┏━━

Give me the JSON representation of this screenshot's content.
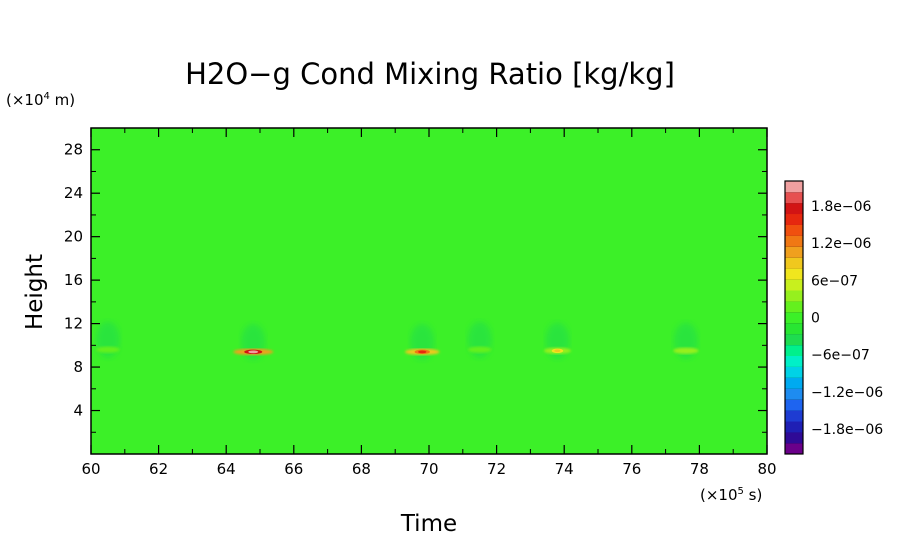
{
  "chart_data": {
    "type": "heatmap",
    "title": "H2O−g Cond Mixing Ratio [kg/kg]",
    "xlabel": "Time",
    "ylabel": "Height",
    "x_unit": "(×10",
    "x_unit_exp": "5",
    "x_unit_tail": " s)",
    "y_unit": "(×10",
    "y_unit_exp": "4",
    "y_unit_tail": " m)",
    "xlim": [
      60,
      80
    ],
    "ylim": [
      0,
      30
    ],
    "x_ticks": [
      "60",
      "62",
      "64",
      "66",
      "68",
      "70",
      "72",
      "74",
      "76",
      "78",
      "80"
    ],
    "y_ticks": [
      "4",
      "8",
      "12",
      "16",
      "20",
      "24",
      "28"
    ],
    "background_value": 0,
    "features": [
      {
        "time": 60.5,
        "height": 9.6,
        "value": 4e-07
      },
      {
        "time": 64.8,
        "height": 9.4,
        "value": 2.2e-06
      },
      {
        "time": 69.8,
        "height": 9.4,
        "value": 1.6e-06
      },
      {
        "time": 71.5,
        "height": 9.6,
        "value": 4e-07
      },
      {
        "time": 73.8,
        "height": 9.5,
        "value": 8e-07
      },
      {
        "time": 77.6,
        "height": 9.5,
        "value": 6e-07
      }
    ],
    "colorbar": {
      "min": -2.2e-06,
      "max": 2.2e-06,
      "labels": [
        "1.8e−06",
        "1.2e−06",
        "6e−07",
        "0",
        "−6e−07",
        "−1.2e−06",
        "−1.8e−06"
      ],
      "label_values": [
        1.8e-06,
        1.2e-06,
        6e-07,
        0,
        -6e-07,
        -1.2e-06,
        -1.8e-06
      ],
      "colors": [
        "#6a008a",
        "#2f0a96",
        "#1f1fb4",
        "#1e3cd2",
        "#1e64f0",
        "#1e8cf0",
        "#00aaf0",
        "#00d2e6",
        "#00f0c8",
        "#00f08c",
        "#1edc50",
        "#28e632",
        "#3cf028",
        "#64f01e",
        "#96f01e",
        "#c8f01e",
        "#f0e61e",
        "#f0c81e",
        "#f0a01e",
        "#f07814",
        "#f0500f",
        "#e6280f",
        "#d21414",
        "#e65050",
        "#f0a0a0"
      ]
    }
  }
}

┗━━

▶ _Exercise goal_:
Take the listing above and restate it word for word, without its pictures.

▶ _Output for this task_:
Give me the JSON representation of this screenshot's content.
{
  "chart_data": {
    "type": "heatmap",
    "title": "H2O−g Cond Mixing Ratio [kg/kg]",
    "xlabel": "Time",
    "ylabel": "Height",
    "x_unit": "(×10",
    "x_unit_exp": "5",
    "x_unit_tail": " s)",
    "y_unit": "(×10",
    "y_unit_exp": "4",
    "y_unit_tail": " m)",
    "xlim": [
      60,
      80
    ],
    "ylim": [
      0,
      30
    ],
    "x_ticks": [
      "60",
      "62",
      "64",
      "66",
      "68",
      "70",
      "72",
      "74",
      "76",
      "78",
      "80"
    ],
    "y_ticks": [
      "4",
      "8",
      "12",
      "16",
      "20",
      "24",
      "28"
    ],
    "background_value": 0,
    "features": [
      {
        "time": 60.5,
        "height": 9.6,
        "value": 4e-07
      },
      {
        "time": 64.8,
        "height": 9.4,
        "value": 2.2e-06
      },
      {
        "time": 69.8,
        "height": 9.4,
        "value": 1.6e-06
      },
      {
        "time": 71.5,
        "height": 9.6,
        "value": 4e-07
      },
      {
        "time": 73.8,
        "height": 9.5,
        "value": 8e-07
      },
      {
        "time": 77.6,
        "height": 9.5,
        "value": 6e-07
      }
    ],
    "colorbar": {
      "min": -2.2e-06,
      "max": 2.2e-06,
      "labels": [
        "1.8e−06",
        "1.2e−06",
        "6e−07",
        "0",
        "−6e−07",
        "−1.2e−06",
        "−1.8e−06"
      ],
      "label_values": [
        1.8e-06,
        1.2e-06,
        6e-07,
        0,
        -6e-07,
        -1.2e-06,
        -1.8e-06
      ],
      "colors": [
        "#6a008a",
        "#2f0a96",
        "#1f1fb4",
        "#1e3cd2",
        "#1e64f0",
        "#1e8cf0",
        "#00aaf0",
        "#00d2e6",
        "#00f0c8",
        "#00f08c",
        "#1edc50",
        "#28e632",
        "#3cf028",
        "#64f01e",
        "#96f01e",
        "#c8f01e",
        "#f0e61e",
        "#f0c81e",
        "#f0a01e",
        "#f07814",
        "#f0500f",
        "#e6280f",
        "#d21414",
        "#e65050",
        "#f0a0a0"
      ]
    }
  }
}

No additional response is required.